Extracted records
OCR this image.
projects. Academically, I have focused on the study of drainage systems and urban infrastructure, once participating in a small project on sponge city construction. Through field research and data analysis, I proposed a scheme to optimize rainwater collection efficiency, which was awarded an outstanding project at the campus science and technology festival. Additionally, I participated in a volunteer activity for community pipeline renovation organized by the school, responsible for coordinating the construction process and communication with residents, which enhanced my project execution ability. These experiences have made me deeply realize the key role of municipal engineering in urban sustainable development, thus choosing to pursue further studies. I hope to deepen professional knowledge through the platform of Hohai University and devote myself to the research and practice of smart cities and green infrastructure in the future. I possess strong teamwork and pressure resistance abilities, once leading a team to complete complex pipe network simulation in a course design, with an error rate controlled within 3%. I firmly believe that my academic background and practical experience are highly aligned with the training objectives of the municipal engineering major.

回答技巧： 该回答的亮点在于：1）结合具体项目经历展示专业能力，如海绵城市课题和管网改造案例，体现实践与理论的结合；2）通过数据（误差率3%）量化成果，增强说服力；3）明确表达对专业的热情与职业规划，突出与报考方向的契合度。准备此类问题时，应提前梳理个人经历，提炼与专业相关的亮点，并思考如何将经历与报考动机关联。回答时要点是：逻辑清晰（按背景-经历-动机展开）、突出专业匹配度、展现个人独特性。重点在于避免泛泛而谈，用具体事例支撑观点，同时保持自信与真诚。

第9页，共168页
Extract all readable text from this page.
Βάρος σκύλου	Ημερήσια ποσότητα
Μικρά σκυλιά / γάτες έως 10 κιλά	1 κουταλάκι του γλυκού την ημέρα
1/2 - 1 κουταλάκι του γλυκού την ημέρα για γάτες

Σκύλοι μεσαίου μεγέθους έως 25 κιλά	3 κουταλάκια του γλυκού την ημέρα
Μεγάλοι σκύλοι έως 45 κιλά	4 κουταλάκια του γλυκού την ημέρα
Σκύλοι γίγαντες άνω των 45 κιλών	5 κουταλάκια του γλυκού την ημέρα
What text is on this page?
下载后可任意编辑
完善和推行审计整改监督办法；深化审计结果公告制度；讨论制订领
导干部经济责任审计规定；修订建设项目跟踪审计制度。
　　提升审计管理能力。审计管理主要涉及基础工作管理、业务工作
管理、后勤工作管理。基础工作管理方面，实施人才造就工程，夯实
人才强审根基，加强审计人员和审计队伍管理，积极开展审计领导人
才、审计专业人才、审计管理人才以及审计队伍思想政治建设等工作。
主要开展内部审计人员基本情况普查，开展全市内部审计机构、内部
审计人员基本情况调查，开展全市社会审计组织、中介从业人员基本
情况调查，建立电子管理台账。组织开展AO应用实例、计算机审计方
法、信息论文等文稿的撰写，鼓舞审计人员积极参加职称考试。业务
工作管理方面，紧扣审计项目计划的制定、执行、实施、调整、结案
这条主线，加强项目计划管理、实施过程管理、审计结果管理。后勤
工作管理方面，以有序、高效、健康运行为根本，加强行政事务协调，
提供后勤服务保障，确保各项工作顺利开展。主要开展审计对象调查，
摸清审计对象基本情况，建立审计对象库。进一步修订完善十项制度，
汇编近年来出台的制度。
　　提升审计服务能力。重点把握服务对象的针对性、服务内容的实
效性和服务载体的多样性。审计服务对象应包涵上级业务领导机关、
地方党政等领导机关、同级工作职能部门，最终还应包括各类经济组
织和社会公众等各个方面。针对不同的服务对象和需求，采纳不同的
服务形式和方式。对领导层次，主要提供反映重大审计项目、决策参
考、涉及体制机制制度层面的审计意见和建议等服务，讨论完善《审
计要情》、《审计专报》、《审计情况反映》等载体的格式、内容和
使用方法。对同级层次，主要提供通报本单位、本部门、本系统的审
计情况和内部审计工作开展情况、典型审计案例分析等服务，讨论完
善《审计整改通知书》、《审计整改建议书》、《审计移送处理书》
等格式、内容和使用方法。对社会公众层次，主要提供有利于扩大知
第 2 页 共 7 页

TASK REQUIREMENTS » Among the records above, how many lines carry the string "text"? Reply with the number alone.

SOLUTION FOR THIS TASK » 2